*Task statement*. Without the pictures, set down every line of the data exactly.
# start of Material provided
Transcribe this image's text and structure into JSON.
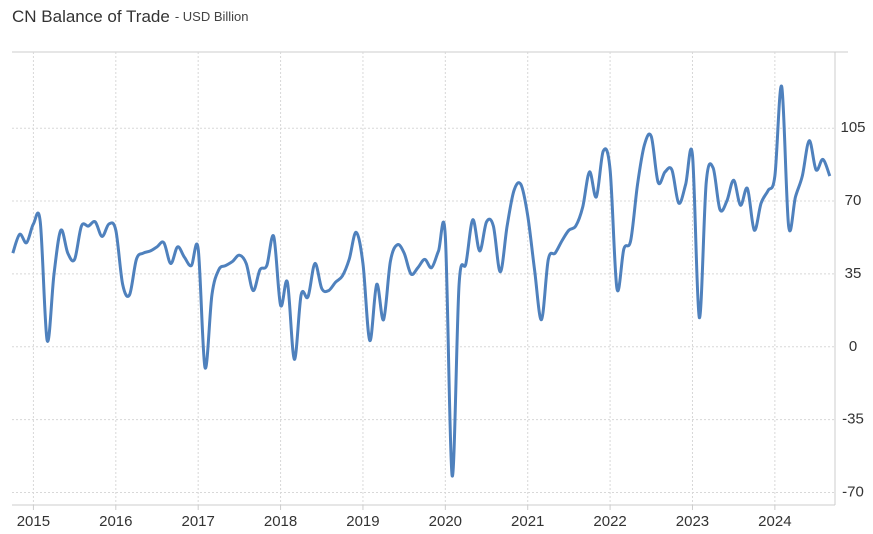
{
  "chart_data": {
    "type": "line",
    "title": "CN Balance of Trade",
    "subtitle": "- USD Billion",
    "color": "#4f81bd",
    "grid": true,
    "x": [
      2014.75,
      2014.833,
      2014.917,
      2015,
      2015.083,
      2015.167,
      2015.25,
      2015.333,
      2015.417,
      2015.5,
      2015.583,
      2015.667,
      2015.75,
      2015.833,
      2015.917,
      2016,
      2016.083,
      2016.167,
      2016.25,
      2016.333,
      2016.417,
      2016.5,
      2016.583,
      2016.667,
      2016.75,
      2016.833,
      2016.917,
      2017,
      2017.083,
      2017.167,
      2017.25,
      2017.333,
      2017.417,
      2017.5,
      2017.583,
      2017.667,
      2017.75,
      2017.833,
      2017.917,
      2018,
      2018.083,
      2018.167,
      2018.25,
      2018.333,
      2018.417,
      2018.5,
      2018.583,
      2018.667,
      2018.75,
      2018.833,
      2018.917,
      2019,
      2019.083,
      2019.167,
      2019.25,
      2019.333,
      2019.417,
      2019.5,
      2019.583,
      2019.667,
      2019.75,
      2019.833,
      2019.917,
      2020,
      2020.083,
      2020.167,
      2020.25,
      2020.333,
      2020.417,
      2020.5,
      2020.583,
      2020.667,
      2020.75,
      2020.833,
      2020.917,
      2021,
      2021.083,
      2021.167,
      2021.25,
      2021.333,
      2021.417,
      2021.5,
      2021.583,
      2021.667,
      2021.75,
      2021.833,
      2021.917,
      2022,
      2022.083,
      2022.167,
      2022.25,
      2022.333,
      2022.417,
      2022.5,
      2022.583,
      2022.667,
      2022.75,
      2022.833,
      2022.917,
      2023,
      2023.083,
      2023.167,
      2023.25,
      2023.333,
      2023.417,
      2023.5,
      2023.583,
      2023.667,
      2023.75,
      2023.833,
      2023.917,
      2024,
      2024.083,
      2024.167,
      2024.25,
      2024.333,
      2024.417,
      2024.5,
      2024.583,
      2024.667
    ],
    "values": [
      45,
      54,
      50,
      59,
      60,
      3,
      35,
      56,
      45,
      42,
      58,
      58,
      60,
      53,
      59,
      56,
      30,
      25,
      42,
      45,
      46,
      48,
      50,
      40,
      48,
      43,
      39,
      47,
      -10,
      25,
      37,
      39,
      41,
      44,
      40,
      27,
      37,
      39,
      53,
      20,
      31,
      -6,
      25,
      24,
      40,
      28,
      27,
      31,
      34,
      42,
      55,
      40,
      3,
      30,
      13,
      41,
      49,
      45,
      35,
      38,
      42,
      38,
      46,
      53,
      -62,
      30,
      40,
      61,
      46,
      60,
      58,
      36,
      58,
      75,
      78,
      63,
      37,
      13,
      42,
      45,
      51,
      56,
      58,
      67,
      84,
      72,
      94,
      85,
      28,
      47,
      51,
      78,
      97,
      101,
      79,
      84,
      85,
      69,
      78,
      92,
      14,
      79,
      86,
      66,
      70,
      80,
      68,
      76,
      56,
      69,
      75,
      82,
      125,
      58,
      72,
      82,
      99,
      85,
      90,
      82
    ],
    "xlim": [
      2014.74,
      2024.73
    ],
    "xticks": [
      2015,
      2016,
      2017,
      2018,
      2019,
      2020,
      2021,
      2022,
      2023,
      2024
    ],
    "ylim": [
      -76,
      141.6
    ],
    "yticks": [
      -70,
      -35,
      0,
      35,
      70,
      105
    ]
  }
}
# end of Material provided
*Complete output*.
Transcribe this image's text and structure into JSON.
{
  "chart_data": {
    "type": "line",
    "title": "CN Balance of Trade",
    "subtitle": "- USD Billion",
    "color": "#4f81bd",
    "grid": true,
    "x": [
      2014.75,
      2014.833,
      2014.917,
      2015,
      2015.083,
      2015.167,
      2015.25,
      2015.333,
      2015.417,
      2015.5,
      2015.583,
      2015.667,
      2015.75,
      2015.833,
      2015.917,
      2016,
      2016.083,
      2016.167,
      2016.25,
      2016.333,
      2016.417,
      2016.5,
      2016.583,
      2016.667,
      2016.75,
      2016.833,
      2016.917,
      2017,
      2017.083,
      2017.167,
      2017.25,
      2017.333,
      2017.417,
      2017.5,
      2017.583,
      2017.667,
      2017.75,
      2017.833,
      2017.917,
      2018,
      2018.083,
      2018.167,
      2018.25,
      2018.333,
      2018.417,
      2018.5,
      2018.583,
      2018.667,
      2018.75,
      2018.833,
      2018.917,
      2019,
      2019.083,
      2019.167,
      2019.25,
      2019.333,
      2019.417,
      2019.5,
      2019.583,
      2019.667,
      2019.75,
      2019.833,
      2019.917,
      2020,
      2020.083,
      2020.167,
      2020.25,
      2020.333,
      2020.417,
      2020.5,
      2020.583,
      2020.667,
      2020.75,
      2020.833,
      2020.917,
      2021,
      2021.083,
      2021.167,
      2021.25,
      2021.333,
      2021.417,
      2021.5,
      2021.583,
      2021.667,
      2021.75,
      2021.833,
      2021.917,
      2022,
      2022.083,
      2022.167,
      2022.25,
      2022.333,
      2022.417,
      2022.5,
      2022.583,
      2022.667,
      2022.75,
      2022.833,
      2022.917,
      2023,
      2023.083,
      2023.167,
      2023.25,
      2023.333,
      2023.417,
      2023.5,
      2023.583,
      2023.667,
      2023.75,
      2023.833,
      2023.917,
      2024,
      2024.083,
      2024.167,
      2024.25,
      2024.333,
      2024.417,
      2024.5,
      2024.583,
      2024.667
    ],
    "values": [
      45,
      54,
      50,
      59,
      60,
      3,
      35,
      56,
      45,
      42,
      58,
      58,
      60,
      53,
      59,
      56,
      30,
      25,
      42,
      45,
      46,
      48,
      50,
      40,
      48,
      43,
      39,
      47,
      -10,
      25,
      37,
      39,
      41,
      44,
      40,
      27,
      37,
      39,
      53,
      20,
      31,
      -6,
      25,
      24,
      40,
      28,
      27,
      31,
      34,
      42,
      55,
      40,
      3,
      30,
      13,
      41,
      49,
      45,
      35,
      38,
      42,
      38,
      46,
      53,
      -62,
      30,
      40,
      61,
      46,
      60,
      58,
      36,
      58,
      75,
      78,
      63,
      37,
      13,
      42,
      45,
      51,
      56,
      58,
      67,
      84,
      72,
      94,
      85,
      28,
      47,
      51,
      78,
      97,
      101,
      79,
      84,
      85,
      69,
      78,
      92,
      14,
      79,
      86,
      66,
      70,
      80,
      68,
      76,
      56,
      69,
      75,
      82,
      125,
      58,
      72,
      82,
      99,
      85,
      90,
      82
    ],
    "xlim": [
      2014.74,
      2024.73
    ],
    "xticks": [
      2015,
      2016,
      2017,
      2018,
      2019,
      2020,
      2021,
      2022,
      2023,
      2024
    ],
    "ylim": [
      -76,
      141.6
    ],
    "yticks": [
      -70,
      -35,
      0,
      35,
      70,
      105
    ]
  }
}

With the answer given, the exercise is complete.